— START Dataset extract —

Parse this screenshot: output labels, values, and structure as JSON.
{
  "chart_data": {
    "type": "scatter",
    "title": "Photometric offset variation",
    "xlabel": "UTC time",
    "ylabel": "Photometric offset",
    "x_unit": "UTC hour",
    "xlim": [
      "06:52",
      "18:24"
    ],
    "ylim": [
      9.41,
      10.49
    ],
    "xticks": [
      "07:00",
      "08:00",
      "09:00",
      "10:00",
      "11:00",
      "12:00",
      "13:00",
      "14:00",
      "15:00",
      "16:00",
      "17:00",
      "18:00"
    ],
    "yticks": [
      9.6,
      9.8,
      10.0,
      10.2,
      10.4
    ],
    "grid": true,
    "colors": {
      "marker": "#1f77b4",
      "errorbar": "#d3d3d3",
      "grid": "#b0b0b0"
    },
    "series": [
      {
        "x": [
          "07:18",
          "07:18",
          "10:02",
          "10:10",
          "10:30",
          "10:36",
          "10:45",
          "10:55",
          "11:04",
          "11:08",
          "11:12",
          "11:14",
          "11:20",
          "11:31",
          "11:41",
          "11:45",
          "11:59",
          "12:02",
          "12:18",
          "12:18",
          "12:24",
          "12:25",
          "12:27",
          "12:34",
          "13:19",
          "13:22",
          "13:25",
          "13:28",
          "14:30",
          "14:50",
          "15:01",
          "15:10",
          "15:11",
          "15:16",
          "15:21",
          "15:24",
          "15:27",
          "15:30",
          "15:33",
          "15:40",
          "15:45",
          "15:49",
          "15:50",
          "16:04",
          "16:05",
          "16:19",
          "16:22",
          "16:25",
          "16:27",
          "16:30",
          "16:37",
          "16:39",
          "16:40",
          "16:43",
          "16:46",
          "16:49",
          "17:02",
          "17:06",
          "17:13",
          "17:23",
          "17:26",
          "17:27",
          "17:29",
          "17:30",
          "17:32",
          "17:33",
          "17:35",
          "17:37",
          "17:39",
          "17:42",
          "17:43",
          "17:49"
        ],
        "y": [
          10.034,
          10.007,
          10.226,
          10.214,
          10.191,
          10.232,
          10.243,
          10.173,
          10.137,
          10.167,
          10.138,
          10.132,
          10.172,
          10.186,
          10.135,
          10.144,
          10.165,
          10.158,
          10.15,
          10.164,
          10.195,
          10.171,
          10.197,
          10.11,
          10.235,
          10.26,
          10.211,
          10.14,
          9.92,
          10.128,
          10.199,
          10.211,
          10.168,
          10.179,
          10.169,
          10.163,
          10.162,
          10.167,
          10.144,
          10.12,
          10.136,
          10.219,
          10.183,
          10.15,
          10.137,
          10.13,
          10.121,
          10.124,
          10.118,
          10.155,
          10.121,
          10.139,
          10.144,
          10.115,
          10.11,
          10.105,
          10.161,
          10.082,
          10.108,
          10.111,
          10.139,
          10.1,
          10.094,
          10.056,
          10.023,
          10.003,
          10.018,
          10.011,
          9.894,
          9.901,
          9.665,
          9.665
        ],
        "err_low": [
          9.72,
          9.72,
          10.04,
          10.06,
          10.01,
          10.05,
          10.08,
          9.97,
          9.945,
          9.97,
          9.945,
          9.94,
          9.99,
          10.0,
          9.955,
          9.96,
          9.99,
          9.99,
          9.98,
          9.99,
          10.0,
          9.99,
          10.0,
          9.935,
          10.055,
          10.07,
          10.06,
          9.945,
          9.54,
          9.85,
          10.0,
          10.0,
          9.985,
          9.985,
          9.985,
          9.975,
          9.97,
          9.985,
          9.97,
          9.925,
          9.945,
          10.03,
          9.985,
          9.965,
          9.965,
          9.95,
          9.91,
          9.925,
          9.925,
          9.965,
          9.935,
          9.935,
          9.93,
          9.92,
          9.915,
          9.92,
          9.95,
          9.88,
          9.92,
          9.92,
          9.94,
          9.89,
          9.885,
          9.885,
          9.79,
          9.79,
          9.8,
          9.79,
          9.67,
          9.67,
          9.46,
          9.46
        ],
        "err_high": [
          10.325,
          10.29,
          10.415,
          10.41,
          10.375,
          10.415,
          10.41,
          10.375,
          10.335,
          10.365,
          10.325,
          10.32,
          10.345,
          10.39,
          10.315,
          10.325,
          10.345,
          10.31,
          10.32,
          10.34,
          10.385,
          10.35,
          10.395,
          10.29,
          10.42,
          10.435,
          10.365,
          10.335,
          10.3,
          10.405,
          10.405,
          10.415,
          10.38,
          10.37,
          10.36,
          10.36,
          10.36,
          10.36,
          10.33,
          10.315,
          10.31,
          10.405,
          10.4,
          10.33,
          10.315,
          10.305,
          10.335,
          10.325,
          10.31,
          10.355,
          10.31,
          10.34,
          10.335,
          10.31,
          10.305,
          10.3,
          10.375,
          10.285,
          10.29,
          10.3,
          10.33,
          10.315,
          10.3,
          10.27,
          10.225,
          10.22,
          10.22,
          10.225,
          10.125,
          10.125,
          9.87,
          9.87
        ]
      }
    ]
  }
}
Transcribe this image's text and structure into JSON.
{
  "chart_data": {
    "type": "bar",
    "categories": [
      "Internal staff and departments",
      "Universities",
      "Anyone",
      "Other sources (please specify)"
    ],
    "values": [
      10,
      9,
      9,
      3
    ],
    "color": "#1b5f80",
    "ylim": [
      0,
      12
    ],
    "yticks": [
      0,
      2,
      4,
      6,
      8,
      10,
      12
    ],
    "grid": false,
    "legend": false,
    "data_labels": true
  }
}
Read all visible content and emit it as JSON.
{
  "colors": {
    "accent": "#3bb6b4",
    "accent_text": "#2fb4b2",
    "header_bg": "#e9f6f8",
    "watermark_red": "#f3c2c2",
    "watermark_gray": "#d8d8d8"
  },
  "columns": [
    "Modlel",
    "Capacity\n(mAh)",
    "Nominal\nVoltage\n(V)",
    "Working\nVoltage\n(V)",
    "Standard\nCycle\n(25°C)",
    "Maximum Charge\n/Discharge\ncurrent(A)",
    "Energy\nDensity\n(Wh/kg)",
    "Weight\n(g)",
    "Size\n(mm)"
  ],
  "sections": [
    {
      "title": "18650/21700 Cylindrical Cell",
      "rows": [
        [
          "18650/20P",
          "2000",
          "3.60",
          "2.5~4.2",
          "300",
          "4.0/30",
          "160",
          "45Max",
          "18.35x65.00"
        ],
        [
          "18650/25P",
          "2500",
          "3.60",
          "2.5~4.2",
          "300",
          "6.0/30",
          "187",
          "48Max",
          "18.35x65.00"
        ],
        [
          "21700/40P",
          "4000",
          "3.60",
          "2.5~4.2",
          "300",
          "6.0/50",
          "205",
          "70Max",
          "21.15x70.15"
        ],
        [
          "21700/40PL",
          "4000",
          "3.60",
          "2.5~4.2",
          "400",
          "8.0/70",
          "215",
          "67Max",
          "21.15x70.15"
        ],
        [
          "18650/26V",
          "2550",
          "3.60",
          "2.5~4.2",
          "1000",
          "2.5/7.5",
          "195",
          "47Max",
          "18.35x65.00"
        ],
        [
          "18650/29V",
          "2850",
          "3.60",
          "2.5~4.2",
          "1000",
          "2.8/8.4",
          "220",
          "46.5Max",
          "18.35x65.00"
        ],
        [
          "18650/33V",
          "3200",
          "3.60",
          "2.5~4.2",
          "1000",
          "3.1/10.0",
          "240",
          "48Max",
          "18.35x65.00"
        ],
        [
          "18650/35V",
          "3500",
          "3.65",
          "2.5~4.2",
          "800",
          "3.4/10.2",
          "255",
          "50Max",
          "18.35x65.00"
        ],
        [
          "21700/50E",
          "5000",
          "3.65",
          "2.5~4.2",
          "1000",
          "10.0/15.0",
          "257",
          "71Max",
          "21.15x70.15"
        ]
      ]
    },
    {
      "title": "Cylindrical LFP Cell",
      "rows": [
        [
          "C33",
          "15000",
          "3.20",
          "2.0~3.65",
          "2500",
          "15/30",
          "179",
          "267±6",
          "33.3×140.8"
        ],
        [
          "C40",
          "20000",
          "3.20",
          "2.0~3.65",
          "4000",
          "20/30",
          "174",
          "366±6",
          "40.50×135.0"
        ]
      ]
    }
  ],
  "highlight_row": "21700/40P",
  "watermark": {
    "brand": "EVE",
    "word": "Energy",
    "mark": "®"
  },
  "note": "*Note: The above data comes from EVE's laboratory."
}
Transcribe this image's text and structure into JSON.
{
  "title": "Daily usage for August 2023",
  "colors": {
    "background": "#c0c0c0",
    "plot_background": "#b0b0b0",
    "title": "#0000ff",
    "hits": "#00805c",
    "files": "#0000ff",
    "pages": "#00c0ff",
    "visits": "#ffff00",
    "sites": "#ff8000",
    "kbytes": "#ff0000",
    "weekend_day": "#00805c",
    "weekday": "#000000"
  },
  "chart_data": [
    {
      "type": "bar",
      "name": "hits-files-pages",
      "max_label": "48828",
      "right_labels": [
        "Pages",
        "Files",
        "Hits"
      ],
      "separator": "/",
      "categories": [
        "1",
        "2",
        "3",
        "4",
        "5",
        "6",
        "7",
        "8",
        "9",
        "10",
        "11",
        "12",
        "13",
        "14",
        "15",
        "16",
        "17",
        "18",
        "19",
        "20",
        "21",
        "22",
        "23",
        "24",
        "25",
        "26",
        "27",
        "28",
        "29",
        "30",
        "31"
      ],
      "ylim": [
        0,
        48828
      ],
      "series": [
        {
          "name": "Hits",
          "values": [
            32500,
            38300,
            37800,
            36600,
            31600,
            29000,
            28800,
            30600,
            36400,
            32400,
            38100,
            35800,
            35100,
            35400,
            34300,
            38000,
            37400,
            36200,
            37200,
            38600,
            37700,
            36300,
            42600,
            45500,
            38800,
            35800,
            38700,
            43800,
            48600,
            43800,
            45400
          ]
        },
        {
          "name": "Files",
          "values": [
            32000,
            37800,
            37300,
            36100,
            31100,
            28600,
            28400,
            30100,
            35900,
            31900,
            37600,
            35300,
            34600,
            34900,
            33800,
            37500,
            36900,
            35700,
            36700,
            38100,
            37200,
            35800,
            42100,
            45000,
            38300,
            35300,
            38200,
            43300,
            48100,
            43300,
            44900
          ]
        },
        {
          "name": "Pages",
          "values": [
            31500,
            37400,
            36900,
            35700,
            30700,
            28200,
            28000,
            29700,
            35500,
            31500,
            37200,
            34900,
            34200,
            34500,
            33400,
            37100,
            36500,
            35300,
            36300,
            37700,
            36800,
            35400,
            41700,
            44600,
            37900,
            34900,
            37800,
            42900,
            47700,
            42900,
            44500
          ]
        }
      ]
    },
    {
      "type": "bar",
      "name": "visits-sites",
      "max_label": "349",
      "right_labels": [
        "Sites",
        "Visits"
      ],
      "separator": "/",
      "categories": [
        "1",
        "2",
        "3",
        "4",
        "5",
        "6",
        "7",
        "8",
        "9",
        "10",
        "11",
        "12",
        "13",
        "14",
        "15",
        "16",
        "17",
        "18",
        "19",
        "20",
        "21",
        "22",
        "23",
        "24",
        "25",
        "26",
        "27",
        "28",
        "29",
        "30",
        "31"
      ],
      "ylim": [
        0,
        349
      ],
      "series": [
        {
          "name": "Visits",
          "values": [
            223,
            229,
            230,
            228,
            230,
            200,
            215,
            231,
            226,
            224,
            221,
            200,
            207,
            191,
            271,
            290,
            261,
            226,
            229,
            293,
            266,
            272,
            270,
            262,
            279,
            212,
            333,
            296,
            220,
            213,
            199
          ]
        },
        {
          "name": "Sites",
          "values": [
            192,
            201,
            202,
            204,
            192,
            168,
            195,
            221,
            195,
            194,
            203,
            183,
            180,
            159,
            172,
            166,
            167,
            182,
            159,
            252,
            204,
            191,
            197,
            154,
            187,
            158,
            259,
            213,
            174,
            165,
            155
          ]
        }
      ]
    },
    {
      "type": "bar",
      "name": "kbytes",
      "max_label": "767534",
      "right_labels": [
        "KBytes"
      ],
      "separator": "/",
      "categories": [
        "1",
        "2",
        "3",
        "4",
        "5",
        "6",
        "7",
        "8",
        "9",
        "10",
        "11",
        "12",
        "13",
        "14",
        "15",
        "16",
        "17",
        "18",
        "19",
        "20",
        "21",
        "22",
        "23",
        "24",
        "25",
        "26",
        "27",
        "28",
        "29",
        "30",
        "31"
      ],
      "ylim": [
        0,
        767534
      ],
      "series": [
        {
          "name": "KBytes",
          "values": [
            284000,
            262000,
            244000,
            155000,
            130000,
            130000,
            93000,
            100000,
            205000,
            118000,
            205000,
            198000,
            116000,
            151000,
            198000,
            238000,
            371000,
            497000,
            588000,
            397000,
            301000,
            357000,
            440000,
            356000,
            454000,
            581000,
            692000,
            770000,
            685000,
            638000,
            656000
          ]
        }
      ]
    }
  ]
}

— END Dataset extract —

Exactly how many lines contain "Photometric"? State the number and nothing else.

2